● DESCRIPTION OF THE TASK:
Return the lines below that carry the word "number".

>> begin LISTED RECORDS

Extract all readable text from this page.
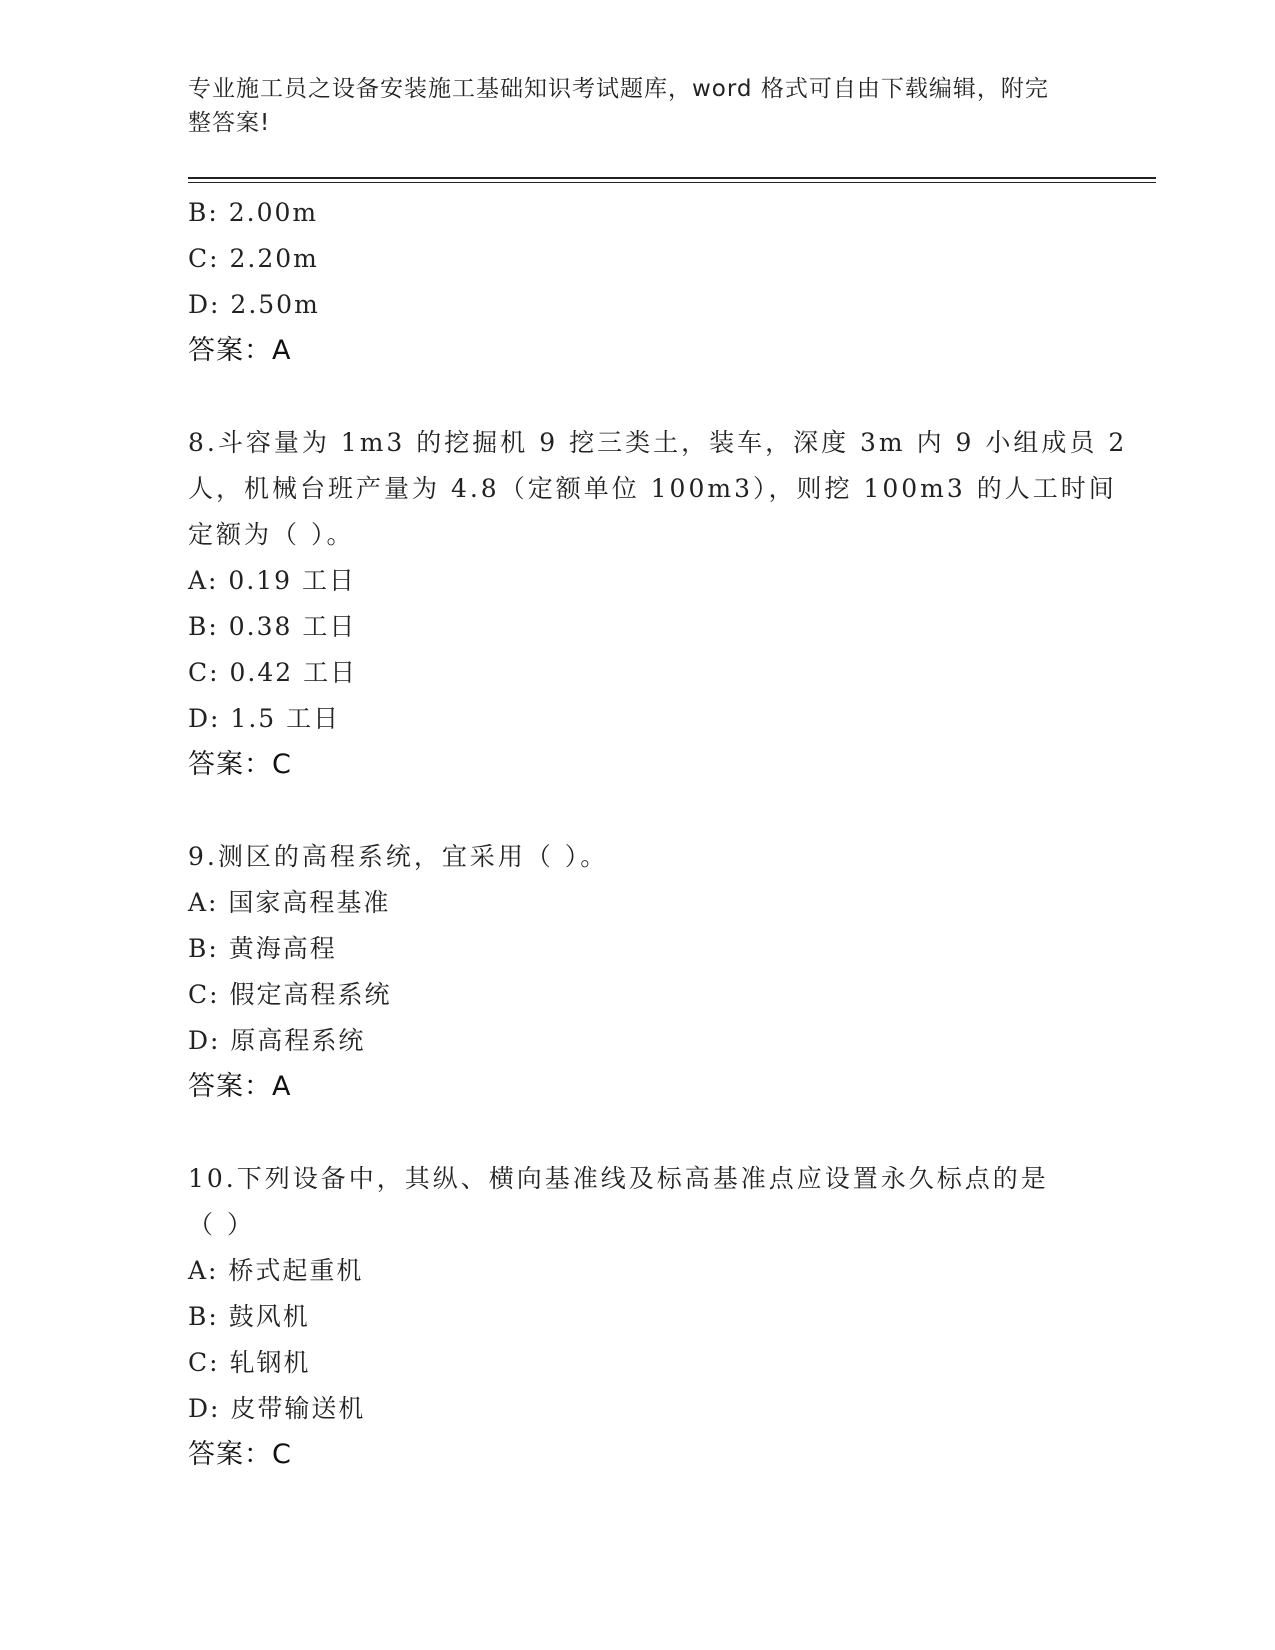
专业施工员之设备安装施工基础知识考试题库，word 格式可自由下载编辑，附完
整答案!
B: 2.00m
C: 2.20m
D: 2.50m
答案：A
8.斗容量为 1m3 的挖掘机 9 挖三类土，装车，深度 3m 内 9 小组成员 2
人，机械台班产量为 4.8（定额单位 100m3），则挖 100m3 的人工时间
定额为（ ）。
A: 0.19 工日
B: 0.38 工日
C: 0.42 工日
D: 1.5 工日
答案：C
9.测区的高程系统，宜采用（ ）。
A: 国家高程基准
B: 黄海高程
C: 假定高程系统
D: 原高程系统
答案：A
10.下列设备中，其纵、横向基准线及标高基准点应设置永久标点的是
（ ）
A: 桥式起重机
B: 鼓风机
C: 轧钢机
D: 皮带输送机
答案：C
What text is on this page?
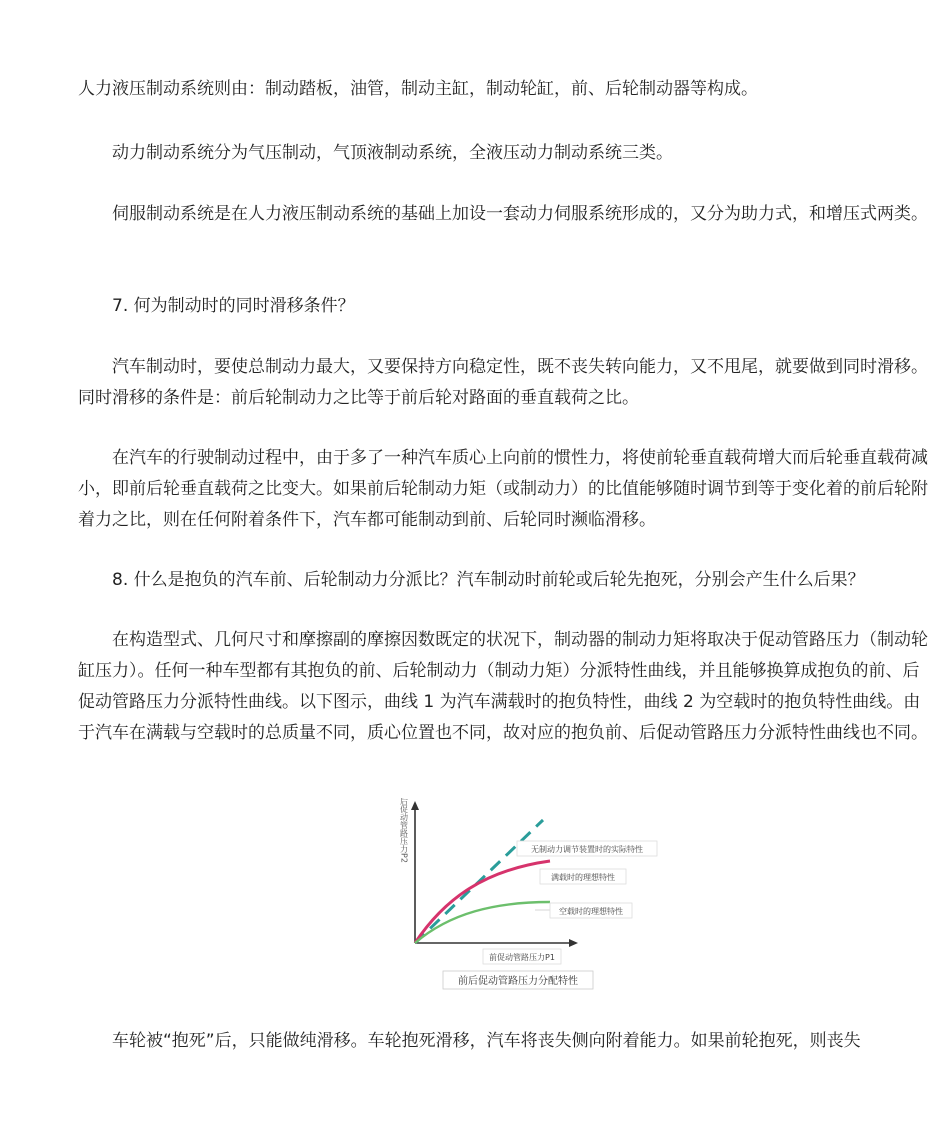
人力液压制动系统则由：制动踏板，油管，制动主缸，制动轮缸，前、后轮制动器等构成。

动力制动系统分为气压制动，气顶液制动系统，全液压动力制动系统三类。

伺服制动系统是在人力液压制动系统的基础上加设一套动力伺服系统形成的，又分为助力式，和增压式两类。

7. 何为制动时的同时滑移条件？

汽车制动时，要使总制动力最大，又要保持方向稳定性，既不丧失转向能力，又不甩尾，就要做到同时滑移。 同时滑移的条件是：前后轮制动力之比等于前后轮对路面的垂直载荷之比。

在汽车的行驶制动过程中，由于多了一种汽车质心上向前的惯性力，将使前轮垂直载荷增大而后轮垂直载荷减小，即前后轮垂直载荷之比变大。如果前后轮制动力矩（或制动力）的比值能够随时调节到等于变化着的前后轮附着力之比，则在任何附着条件下，汽车都可能制动到前、后轮同时濒临滑移。

8. 什么是抱负的汽车前、后轮制动力分派比？汽车制动时前轮或后轮先抱死，分别会产生什么后果？

在构造型式、几何尺寸和摩擦副的摩擦因数既定的状况下，制动器的制动力矩将取决于促动管路压力（制动轮缸压力）。任何一种车型都有其抱负的前、后轮制动力（制动力矩）分派特性曲线，并且能够换算成抱负的前、后促动管路压力分派特性曲线。以下图示，曲线 1 为汽车满载时的抱负特性，曲线 2 为空载时的抱负特性曲线。由于汽车在满载与空载时的总质量不同，质心位置也不同，故对应的抱负前、后促动管路压力分派特性曲线也不同。

后促动管路压力P2	无制动力调节装置时的实际特性
满载时的理想特性
空载时的理想特性
前促动管路压力P1
前后促动管路压力分配特性

车轮被“抱死”后，只能做纯滑移。车轮抱死滑移，汽车将丧失侧向附着能力。如果前轮抱死，则丧失
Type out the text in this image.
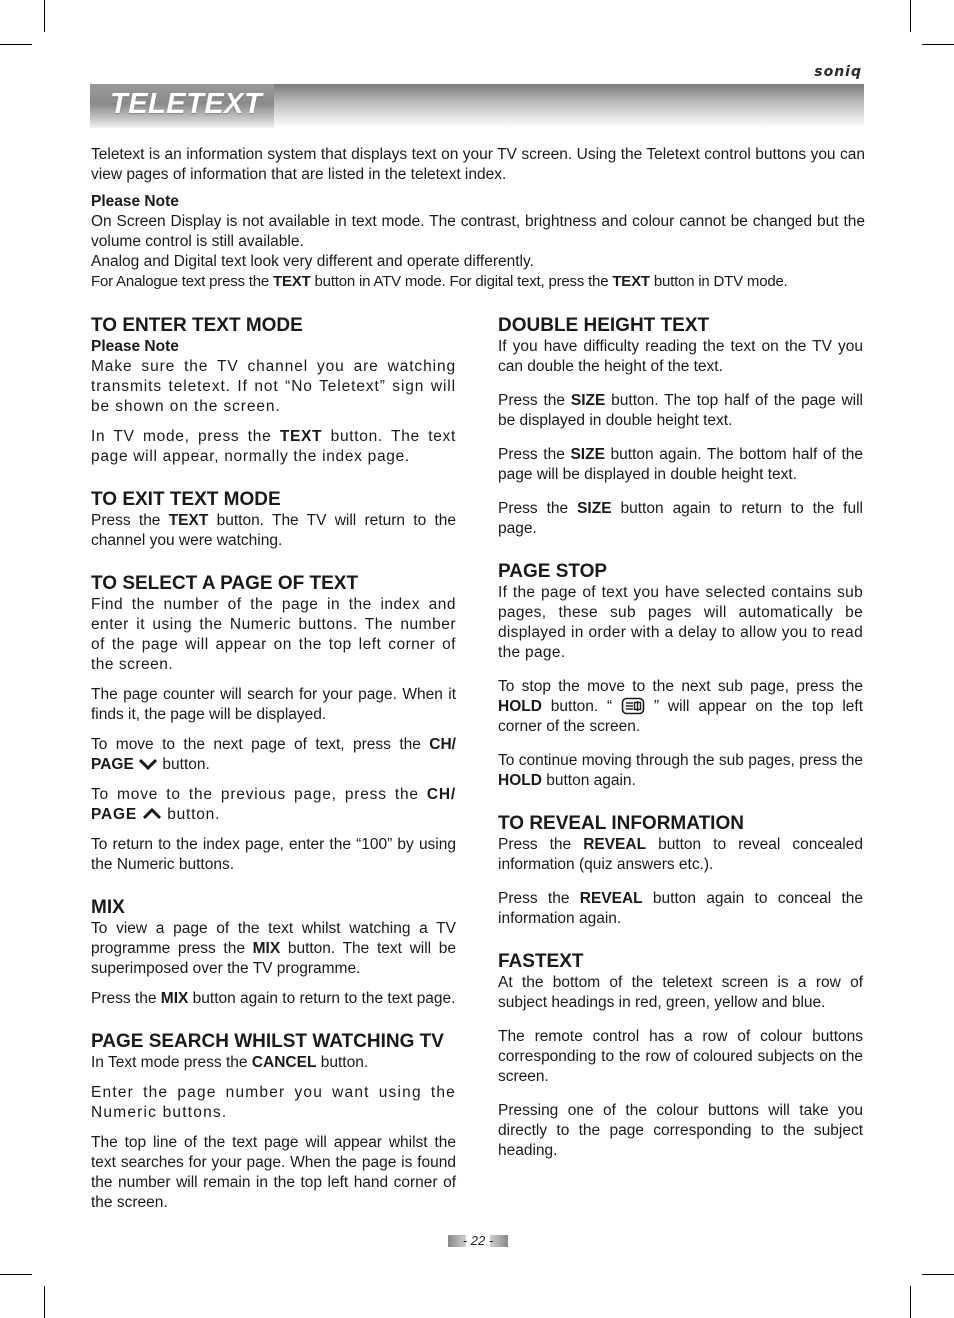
soniq
TELETEXT

Teletext is an information system that displays text on your TV screen. Using the Teletext control buttons you can view pages of information that are listed in the teletext index.

Please Note

On Screen Display is not available in text mode. The contrast, brightness and colour cannot be changed but the volume control is still available.

Analog and Digital text look very different and operate differently.

For Analogue text press the TEXT button in ATV mode. For digital text, press the TEXT button in DTV mode.

TO ENTER TEXT MODE
Please Note

Make sure the TV channel you are watching transmits teletext. If not “No Teletext” sign will be shown on the screen.

In TV mode, press the TEXT button. The text page will appear, normally the index page.

TO EXIT TEXT MODE

Press the TEXT button. The TV will return to the channel you were watching.

TO SELECT A PAGE OF TEXT

Find the number of the page in the index and enter it using the Numeric buttons. The number of the page will appear on the top left corner of the screen.

The page counter will search for your page. When it finds it, the page will be displayed.

To move to the next page of text, press the CH/ PAGE  button.

To move to the previous page, press the CH/ PAGE  button.

To return to the index page, enter the “100” by using the Numeric buttons.

MIX

To view a page of the text whilst watching a TV programme press the MIX button. The text will be superimposed over the TV programme.

Press the MIX button again to return to the text page.

PAGE SEARCH WHILST WATCHING TV

In Text mode press the CANCEL button.

Enter the page number you want using the Numeric buttons.

The top line of the text page will appear whilst the text searches for your page. When the page is found the number will remain in the top left hand corner of the screen.

DOUBLE HEIGHT TEXT

If you have difficulty reading the text on the TV you can double the height of the text.

Press the SIZE button. The top half of the page will be displayed in double height text.

Press the SIZE button again. The bottom half of the page will be displayed in double height text.

Press the SIZE button again to return to the full page.

PAGE STOP

If the page of text you have selected contains sub pages, these sub pages will automatically be displayed in order with a delay to allow you to read the page.

To stop the move to the next sub page, press the HOLD button. “  ” will appear on the top left corner of the screen.

To continue moving through the sub pages, press the HOLD button again.

TO REVEAL INFORMATION

Press the REVEAL button to reveal concealed information (quiz answers etc.).

Press the REVEAL button again to conceal the information again.

FASTEXT

At the bottom of the teletext screen is a row of subject headings in red, green, yellow and blue.

The remote control has a row of colour buttons corresponding to the row of coloured subjects on the screen.

Pressing one of the colour buttons will take you directly to the page corresponding to the subject heading.

- 22 -
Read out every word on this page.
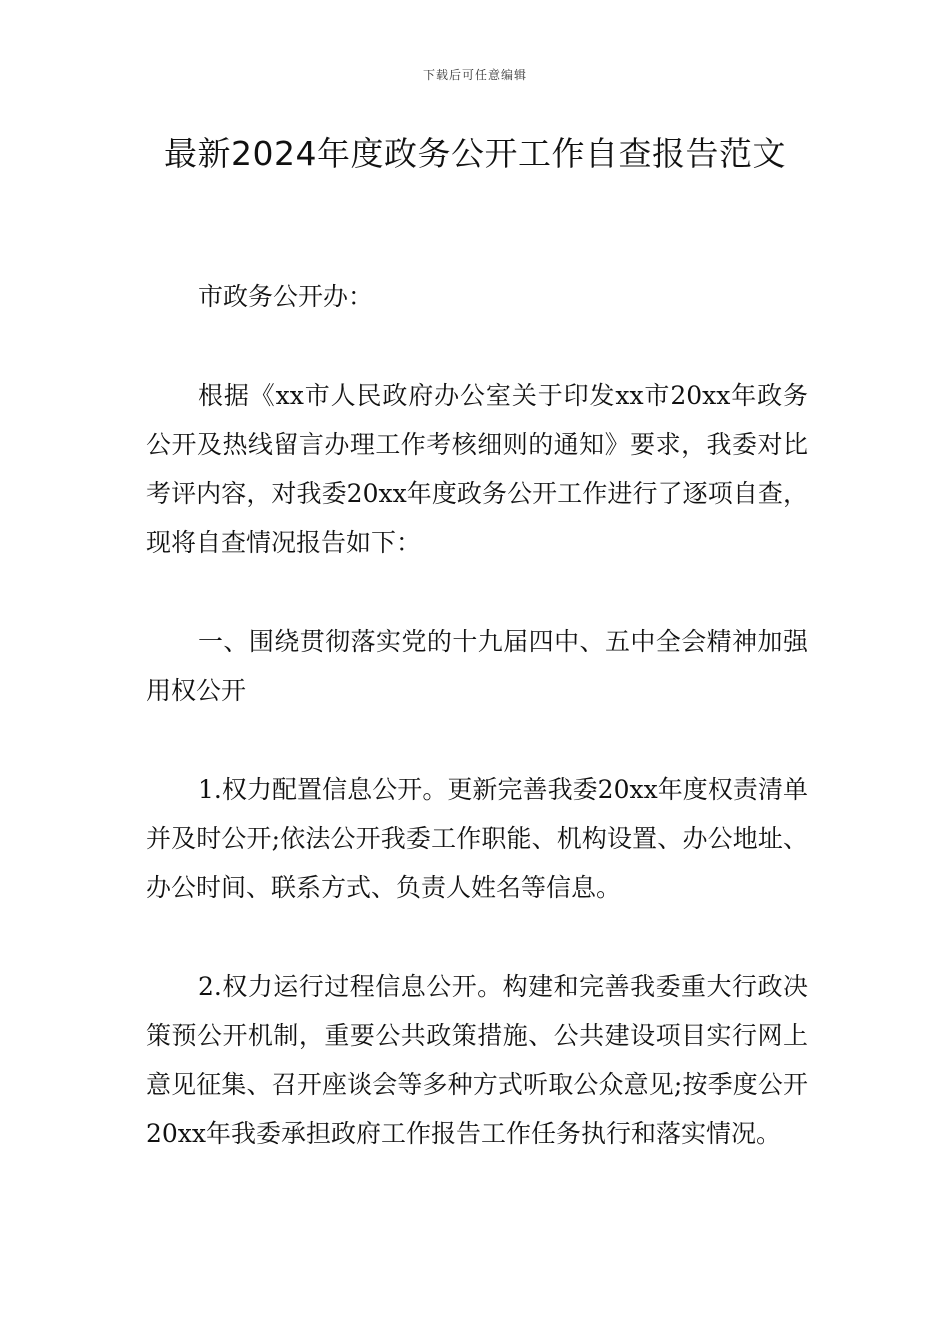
下载后可任意编辑
最新2024年度政务公开工作自查报告范文

市政务公开办：

根据《xx市人民政府办公室关于印发xx市20xx年政务公开及热线留言办理工作考核细则的通知》要求，我委对比考评内容，对我委20xx年度政务公开工作进行了逐项自查，现将自查情况报告如下：

一、围绕贯彻落实党的十九届四中、五中全会精神加强用权公开

1.权力配置信息公开。更新完善我委20xx年度权责清单并及时公开;依法公开我委工作职能、机构设置、办公地址、办公时间、联系方式、负责人姓名等信息。

2.权力运行过程信息公开。构建和完善我委重大行政决策预公开机制，重要公共政策措施、公共建设项目实行网上意见征集、召开座谈会等多种方式听取公众意见;按季度公开20xx年我委承担政府工作报告工作任务执行和落实情况。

>> end LISTED RECORDS

● SOLUTION TO THIS PROBLEM:
Find the number of the page in the index and enter it using the Numeric buttons. The number of the page will appear on the top left corner of the screen.
Enter the page number you want using the Numeric buttons.
The top line of the text page will appear whilst the text searches for your page. When the page is found the number will remain in the top left hand corner of the screen.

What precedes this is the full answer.